### STATED EXERCISE
Write out all the entries word for word and omit any pictures.

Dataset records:
— start —

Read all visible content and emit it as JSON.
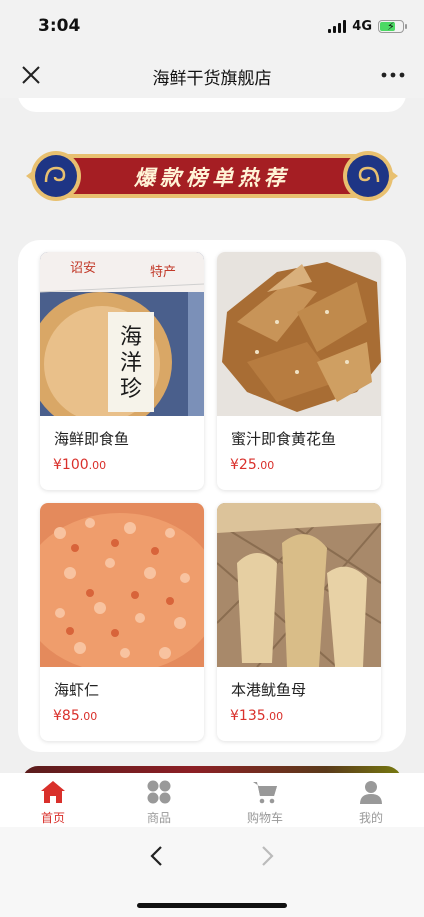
{
  "status_bar": {
    "time": "3:04",
    "network": "4G",
    "battery_level": 0.7
  },
  "nav": {
    "title": "海鲜干货旗舰店"
  },
  "banner": {
    "text": "爆款榜单热荐",
    "color": "#a51e23",
    "accent": "#e8c070"
  },
  "products": [
    {
      "name": "海鲜即食鱼",
      "currency": "¥",
      "price_int": "100",
      "price_dec": ".00",
      "image": "dried-fish-bag-image",
      "image_text": "诏安 特产 海洋珍品"
    },
    {
      "name": "蜜汁即食黄花鱼",
      "currency": "¥",
      "price_int": "25",
      "price_dec": ".00",
      "image": "honey-fish-image"
    },
    {
      "name": "海虾仁",
      "currency": "¥",
      "price_int": "85",
      "price_dec": ".00",
      "image": "dried-shrimp-image"
    },
    {
      "name": "本港鱿鱼母",
      "currency": "¥",
      "price_int": "135",
      "price_dec": ".00",
      "image": "dried-squid-image"
    }
  ],
  "tabbar": {
    "items": [
      {
        "label": "首页",
        "icon": "home-icon",
        "active": true
      },
      {
        "label": "商品",
        "icon": "grid-icon",
        "active": false
      },
      {
        "label": "购物车",
        "icon": "cart-icon",
        "active": false
      },
      {
        "label": "我的",
        "icon": "user-icon",
        "active": false
      }
    ]
  },
  "colors": {
    "price": "#d9302b",
    "active_tab": "#d9302b",
    "inactive_tab": "#999999"
  }
}
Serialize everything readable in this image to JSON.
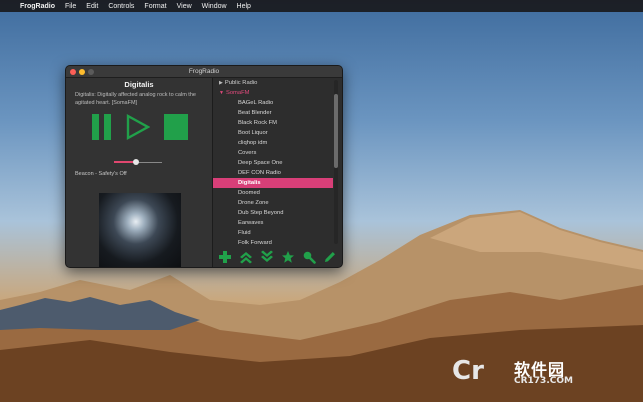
{
  "menubar": {
    "apple_glyph": "",
    "app_name": "FrogRadio",
    "items": [
      "File",
      "Edit",
      "Controls",
      "Format",
      "View",
      "Window",
      "Help"
    ]
  },
  "window": {
    "title": "FrogRadio",
    "station": {
      "name": "Digitalis",
      "description": "Digitalis: Digitally affected analog rock to calm the agitated heart. [SomaFM]"
    },
    "now_playing": "Beacon - Safety's Off",
    "volume_level": 0.45,
    "stations": [
      {
        "label": "Public Radio",
        "type": "group",
        "open": false
      },
      {
        "label": "SomaFM",
        "type": "group",
        "open": true
      },
      {
        "label": "BAGeL Radio",
        "type": "item"
      },
      {
        "label": "Beat Blender",
        "type": "item"
      },
      {
        "label": "Black Rock FM",
        "type": "item"
      },
      {
        "label": "Boot Liquor",
        "type": "item"
      },
      {
        "label": "cliqhop idm",
        "type": "item"
      },
      {
        "label": "Covers",
        "type": "item"
      },
      {
        "label": "Deep Space One",
        "type": "item"
      },
      {
        "label": "DEF CON Radio",
        "type": "item"
      },
      {
        "label": "Digitalis",
        "type": "item",
        "selected": true
      },
      {
        "label": "Doomed",
        "type": "item"
      },
      {
        "label": "Drone Zone",
        "type": "item"
      },
      {
        "label": "Dub Step Beyond",
        "type": "item"
      },
      {
        "label": "Earwaves",
        "type": "item"
      },
      {
        "label": "Fluid",
        "type": "item"
      },
      {
        "label": "Folk Forward",
        "type": "item"
      }
    ],
    "toolbar_icons": [
      "add-icon",
      "move-up-icon",
      "move-down-icon",
      "favorite-star-icon",
      "search-icon",
      "edit-pencil-icon"
    ]
  },
  "colors": {
    "accent_green": "#21a04a",
    "selection_pink": "#d83f78",
    "group_open_pink": "#e04a7c"
  },
  "watermark": {
    "logo": "Cr",
    "text": "软件园",
    "url": "CR173.COM"
  }
}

— end —

### SOLVED EXERCISE
Read all visible content and emit it as JSON.
{
  "status_bar": {
    "time": "3:04",
    "network": "4G",
    "battery_level": 0.7
  },
  "nav": {
    "title": "海鲜干货旗舰店"
  },
  "banner": {
    "text": "爆款榜单热荐",
    "color": "#a51e23",
    "accent": "#e8c070"
  },
  "products": [
    {
      "name": "海鲜即食鱼",
      "currency": "¥",
      "price_int": "100",
      "price_dec": ".00",
      "image": "dried-fish-bag-image",
      "image_text": "诏安 特产 海洋珍品"
    },
    {
      "name": "蜜汁即食黄花鱼",
      "currency": "¥",
      "price_int": "25",
      "price_dec": ".00",
      "image": "honey-fish-image"
    },
    {
      "name": "海虾仁",
      "currency": "¥",
      "price_int": "85",
      "price_dec": ".00",
      "image": "dried-shrimp-image"
    },
    {
      "name": "本港鱿鱼母",
      "currency": "¥",
      "price_int": "135",
      "price_dec": ".00",
      "image": "dried-squid-image"
    }
  ],
  "tabbar": {
    "items": [
      {
        "label": "首页",
        "icon": "home-icon",
        "active": true
      },
      {
        "label": "商品",
        "icon": "grid-icon",
        "active": false
      },
      {
        "label": "购物车",
        "icon": "cart-icon",
        "active": false
      },
      {
        "label": "我的",
        "icon": "user-icon",
        "active": false
      }
    ]
  },
  "colors": {
    "price": "#d9302b",
    "active_tab": "#d9302b",
    "inactive_tab": "#999999"
  }
}
Serialize everything readable in this image to JSON.
{
  "menubar": {
    "apple_glyph": "",
    "app_name": "FrogRadio",
    "items": [
      "File",
      "Edit",
      "Controls",
      "Format",
      "View",
      "Window",
      "Help"
    ]
  },
  "window": {
    "title": "FrogRadio",
    "station": {
      "name": "Digitalis",
      "description": "Digitalis: Digitally affected analog rock to calm the agitated heart. [SomaFM]"
    },
    "now_playing": "Beacon - Safety's Off",
    "volume_level": 0.45,
    "stations": [
      {
        "label": "Public Radio",
        "type": "group",
        "open": false
      },
      {
        "label": "SomaFM",
        "type": "group",
        "open": true
      },
      {
        "label": "BAGeL Radio",
        "type": "item"
      },
      {
        "label": "Beat Blender",
        "type": "item"
      },
      {
        "label": "Black Rock FM",
        "type": "item"
      },
      {
        "label": "Boot Liquor",
        "type": "item"
      },
      {
        "label": "cliqhop idm",
        "type": "item"
      },
      {
        "label": "Covers",
        "type": "item"
      },
      {
        "label": "Deep Space One",
        "type": "item"
      },
      {
        "label": "DEF CON Radio",
        "type": "item"
      },
      {
        "label": "Digitalis",
        "type": "item",
        "selected": true
      },
      {
        "label": "Doomed",
        "type": "item"
      },
      {
        "label": "Drone Zone",
        "type": "item"
      },
      {
        "label": "Dub Step Beyond",
        "type": "item"
      },
      {
        "label": "Earwaves",
        "type": "item"
      },
      {
        "label": "Fluid",
        "type": "item"
      },
      {
        "label": "Folk Forward",
        "type": "item"
      }
    ],
    "toolbar_icons": [
      "add-icon",
      "move-up-icon",
      "move-down-icon",
      "favorite-star-icon",
      "search-icon",
      "edit-pencil-icon"
    ]
  },
  "colors": {
    "accent_green": "#21a04a",
    "selection_pink": "#d83f78",
    "group_open_pink": "#e04a7c"
  },
  "watermark": {
    "logo": "Cr",
    "text": "软件园",
    "url": "CR173.COM"
  }
}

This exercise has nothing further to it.